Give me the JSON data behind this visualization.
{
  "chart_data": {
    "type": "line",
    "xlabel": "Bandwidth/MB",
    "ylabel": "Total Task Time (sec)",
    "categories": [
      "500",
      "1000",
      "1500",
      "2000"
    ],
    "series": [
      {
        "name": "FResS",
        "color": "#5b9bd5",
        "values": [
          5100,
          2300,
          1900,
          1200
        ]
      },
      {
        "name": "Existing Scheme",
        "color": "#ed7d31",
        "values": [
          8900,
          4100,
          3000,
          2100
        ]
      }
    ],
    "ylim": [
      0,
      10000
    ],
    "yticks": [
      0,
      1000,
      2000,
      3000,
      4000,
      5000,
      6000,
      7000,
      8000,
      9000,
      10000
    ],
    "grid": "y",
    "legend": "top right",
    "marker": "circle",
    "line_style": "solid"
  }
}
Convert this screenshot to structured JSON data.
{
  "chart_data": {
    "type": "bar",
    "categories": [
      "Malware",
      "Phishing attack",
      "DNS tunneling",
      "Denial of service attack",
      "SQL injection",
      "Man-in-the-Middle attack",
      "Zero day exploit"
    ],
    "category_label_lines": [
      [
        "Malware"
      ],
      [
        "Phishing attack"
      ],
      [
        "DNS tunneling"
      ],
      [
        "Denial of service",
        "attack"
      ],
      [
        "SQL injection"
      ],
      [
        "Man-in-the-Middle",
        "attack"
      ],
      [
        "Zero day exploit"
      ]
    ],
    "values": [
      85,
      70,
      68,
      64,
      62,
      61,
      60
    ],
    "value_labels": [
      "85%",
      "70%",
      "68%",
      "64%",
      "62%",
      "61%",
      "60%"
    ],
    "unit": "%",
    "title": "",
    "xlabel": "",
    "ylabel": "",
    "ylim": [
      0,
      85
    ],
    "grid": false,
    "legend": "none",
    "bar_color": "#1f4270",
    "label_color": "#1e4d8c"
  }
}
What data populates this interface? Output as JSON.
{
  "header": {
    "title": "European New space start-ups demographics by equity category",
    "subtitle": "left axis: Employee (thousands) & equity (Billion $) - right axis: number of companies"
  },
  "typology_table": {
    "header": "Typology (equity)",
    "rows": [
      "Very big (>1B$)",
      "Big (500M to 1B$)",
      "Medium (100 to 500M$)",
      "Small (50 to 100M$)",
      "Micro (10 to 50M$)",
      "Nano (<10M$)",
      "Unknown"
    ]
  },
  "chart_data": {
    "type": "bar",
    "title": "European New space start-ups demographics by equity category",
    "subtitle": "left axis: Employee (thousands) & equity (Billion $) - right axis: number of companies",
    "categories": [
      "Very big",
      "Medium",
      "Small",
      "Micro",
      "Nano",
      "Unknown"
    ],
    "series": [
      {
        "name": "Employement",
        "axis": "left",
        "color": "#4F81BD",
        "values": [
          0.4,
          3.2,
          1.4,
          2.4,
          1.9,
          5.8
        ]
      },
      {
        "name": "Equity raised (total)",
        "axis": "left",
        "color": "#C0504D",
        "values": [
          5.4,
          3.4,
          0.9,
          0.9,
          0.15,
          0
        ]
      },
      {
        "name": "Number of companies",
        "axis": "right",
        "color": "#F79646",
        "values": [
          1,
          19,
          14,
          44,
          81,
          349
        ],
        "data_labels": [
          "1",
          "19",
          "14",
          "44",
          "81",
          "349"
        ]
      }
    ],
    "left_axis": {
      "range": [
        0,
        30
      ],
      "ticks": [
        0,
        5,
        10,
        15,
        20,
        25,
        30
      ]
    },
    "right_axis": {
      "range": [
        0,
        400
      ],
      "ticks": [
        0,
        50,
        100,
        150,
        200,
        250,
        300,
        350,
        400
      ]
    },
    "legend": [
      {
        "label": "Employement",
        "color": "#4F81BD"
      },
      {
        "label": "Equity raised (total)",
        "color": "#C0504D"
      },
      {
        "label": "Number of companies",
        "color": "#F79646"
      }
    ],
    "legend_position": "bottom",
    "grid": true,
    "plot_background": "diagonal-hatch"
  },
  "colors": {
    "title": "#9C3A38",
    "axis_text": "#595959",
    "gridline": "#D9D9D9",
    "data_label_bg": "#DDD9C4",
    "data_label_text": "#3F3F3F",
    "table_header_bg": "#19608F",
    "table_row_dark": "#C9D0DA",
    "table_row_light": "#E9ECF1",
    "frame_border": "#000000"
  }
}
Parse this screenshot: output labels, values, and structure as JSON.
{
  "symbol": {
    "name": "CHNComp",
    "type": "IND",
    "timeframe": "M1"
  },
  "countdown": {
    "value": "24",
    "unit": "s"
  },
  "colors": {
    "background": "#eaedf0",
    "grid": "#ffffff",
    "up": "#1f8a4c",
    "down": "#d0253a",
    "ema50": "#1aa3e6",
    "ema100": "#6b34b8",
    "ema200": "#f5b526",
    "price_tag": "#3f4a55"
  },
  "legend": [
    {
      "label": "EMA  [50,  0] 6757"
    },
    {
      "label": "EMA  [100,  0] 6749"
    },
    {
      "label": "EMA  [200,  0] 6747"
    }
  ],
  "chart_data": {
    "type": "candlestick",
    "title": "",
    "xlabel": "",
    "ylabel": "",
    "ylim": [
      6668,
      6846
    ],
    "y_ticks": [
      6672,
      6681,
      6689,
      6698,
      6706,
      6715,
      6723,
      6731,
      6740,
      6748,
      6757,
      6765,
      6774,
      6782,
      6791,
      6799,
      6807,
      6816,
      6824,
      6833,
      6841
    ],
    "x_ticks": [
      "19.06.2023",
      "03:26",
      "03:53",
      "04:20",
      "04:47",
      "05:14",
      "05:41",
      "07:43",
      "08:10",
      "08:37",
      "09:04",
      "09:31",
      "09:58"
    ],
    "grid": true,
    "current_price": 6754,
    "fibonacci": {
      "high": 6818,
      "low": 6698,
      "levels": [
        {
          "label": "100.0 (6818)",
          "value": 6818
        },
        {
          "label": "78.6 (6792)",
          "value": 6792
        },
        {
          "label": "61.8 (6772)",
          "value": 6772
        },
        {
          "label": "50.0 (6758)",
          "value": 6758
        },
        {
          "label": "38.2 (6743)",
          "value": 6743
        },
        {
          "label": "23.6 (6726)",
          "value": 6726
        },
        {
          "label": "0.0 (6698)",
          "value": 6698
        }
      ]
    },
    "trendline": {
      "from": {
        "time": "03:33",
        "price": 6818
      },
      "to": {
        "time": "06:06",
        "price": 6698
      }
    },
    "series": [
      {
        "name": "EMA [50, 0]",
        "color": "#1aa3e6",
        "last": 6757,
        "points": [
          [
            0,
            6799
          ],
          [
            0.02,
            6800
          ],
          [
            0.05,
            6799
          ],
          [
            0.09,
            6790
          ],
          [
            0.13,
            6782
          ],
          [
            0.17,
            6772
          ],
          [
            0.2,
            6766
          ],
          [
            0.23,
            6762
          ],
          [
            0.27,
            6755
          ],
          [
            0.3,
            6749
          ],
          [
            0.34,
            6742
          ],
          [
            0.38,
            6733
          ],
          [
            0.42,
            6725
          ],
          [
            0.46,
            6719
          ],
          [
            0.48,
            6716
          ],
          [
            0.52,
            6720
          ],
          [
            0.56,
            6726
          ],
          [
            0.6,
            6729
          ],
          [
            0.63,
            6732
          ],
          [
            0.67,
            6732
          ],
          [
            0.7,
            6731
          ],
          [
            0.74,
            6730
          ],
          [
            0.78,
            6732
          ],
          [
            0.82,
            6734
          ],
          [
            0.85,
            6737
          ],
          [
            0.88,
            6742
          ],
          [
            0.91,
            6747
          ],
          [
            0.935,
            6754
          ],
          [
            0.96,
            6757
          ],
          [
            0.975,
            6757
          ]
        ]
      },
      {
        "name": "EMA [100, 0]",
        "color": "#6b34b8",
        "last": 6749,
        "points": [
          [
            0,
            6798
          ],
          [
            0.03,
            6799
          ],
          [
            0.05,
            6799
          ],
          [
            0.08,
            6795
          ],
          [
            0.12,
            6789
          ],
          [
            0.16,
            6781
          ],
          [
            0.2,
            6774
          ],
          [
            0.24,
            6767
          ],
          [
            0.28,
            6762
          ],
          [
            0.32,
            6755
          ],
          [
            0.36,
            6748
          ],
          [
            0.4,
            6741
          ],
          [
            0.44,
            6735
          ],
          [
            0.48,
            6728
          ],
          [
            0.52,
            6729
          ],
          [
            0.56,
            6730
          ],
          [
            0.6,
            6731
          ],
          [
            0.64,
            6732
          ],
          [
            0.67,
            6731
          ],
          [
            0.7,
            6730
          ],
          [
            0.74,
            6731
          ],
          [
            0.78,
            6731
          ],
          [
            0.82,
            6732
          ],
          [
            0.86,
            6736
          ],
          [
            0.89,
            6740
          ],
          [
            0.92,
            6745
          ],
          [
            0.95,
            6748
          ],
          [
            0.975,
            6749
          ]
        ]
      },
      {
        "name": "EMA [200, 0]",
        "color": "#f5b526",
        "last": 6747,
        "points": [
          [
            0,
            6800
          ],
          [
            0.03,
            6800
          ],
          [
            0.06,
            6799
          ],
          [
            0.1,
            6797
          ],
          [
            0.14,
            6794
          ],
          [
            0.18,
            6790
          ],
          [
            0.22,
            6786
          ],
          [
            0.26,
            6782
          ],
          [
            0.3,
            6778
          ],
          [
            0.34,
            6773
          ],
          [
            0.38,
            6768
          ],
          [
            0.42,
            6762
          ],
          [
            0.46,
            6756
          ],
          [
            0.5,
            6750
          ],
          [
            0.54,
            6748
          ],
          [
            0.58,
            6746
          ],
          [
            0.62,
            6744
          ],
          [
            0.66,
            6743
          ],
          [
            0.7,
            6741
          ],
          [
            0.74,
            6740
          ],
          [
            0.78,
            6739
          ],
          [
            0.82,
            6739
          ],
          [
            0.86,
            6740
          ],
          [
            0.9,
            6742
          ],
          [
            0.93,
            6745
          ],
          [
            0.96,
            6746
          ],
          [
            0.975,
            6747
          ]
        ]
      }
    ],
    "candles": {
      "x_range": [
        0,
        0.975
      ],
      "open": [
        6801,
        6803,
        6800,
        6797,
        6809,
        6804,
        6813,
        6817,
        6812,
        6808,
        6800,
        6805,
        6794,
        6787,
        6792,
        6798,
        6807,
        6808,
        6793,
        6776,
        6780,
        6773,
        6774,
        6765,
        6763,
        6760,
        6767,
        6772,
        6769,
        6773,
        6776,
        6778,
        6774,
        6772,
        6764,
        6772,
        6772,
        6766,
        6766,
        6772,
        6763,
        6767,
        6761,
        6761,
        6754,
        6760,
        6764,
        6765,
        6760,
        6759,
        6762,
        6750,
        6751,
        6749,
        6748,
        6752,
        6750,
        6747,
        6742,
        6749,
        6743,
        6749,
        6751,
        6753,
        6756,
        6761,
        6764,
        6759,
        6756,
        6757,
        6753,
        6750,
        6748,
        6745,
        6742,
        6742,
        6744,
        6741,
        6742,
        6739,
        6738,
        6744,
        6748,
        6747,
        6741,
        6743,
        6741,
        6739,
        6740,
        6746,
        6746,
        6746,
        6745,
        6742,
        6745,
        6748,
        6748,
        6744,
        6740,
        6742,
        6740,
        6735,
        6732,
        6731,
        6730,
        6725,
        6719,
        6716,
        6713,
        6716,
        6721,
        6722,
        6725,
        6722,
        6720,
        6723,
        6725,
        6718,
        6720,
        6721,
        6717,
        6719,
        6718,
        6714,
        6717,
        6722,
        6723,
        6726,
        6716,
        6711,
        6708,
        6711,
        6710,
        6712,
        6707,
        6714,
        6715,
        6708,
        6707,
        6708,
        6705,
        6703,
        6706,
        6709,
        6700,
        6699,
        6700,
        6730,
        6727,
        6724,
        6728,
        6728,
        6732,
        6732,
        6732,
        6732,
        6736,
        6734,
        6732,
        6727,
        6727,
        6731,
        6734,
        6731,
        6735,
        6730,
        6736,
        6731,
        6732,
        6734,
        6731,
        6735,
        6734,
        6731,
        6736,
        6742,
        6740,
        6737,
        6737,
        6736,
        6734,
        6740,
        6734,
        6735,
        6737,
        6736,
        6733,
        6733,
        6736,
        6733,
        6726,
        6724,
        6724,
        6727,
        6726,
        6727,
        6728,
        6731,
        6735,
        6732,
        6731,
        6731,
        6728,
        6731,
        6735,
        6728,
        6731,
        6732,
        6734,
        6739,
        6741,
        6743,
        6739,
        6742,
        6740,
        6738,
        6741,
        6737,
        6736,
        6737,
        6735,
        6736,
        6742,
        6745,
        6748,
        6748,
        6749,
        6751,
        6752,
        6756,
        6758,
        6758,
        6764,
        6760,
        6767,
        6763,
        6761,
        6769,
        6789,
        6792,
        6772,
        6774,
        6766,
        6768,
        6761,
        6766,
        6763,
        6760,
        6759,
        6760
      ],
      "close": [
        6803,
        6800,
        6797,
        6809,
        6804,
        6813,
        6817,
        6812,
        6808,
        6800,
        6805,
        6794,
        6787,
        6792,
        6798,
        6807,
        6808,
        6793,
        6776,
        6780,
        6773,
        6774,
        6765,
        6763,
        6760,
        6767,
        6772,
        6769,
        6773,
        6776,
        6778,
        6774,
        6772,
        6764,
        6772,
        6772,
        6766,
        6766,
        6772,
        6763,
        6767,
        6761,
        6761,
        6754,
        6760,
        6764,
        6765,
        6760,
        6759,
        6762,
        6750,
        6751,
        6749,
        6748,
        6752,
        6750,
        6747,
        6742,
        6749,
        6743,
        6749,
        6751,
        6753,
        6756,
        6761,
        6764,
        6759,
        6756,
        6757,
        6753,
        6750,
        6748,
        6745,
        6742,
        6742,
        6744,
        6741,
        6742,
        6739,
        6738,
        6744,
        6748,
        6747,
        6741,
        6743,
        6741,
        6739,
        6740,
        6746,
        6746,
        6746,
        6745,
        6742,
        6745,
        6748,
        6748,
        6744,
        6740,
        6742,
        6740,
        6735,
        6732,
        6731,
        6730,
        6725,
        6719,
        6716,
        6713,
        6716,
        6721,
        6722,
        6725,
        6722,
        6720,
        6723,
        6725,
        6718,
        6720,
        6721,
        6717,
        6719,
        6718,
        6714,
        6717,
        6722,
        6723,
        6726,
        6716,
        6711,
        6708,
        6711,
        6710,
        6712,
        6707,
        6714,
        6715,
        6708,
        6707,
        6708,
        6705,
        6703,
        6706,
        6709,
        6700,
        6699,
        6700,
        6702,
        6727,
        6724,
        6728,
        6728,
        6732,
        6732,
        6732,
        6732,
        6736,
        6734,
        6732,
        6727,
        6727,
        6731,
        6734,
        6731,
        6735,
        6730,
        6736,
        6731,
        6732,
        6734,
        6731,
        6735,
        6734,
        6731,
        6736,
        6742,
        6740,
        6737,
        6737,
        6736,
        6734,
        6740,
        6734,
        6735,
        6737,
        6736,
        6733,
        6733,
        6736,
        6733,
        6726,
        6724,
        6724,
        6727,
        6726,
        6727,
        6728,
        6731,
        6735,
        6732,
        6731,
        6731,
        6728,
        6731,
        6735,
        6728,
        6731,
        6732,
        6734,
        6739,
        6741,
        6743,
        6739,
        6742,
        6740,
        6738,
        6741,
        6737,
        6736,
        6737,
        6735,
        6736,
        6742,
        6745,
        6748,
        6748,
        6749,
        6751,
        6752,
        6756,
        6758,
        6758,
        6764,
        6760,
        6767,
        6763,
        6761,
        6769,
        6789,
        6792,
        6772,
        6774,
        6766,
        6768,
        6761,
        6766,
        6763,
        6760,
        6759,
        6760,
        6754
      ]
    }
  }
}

------------------------------------------------------------

PROBLEM STATEMENT:
Copy each line of the data that contains the word "type".

PROBLEM SOLUTION:
    "type": "line",
    "type": "bar",
    "type": "bar",
    "type": "IND",
    "type": "candlestick",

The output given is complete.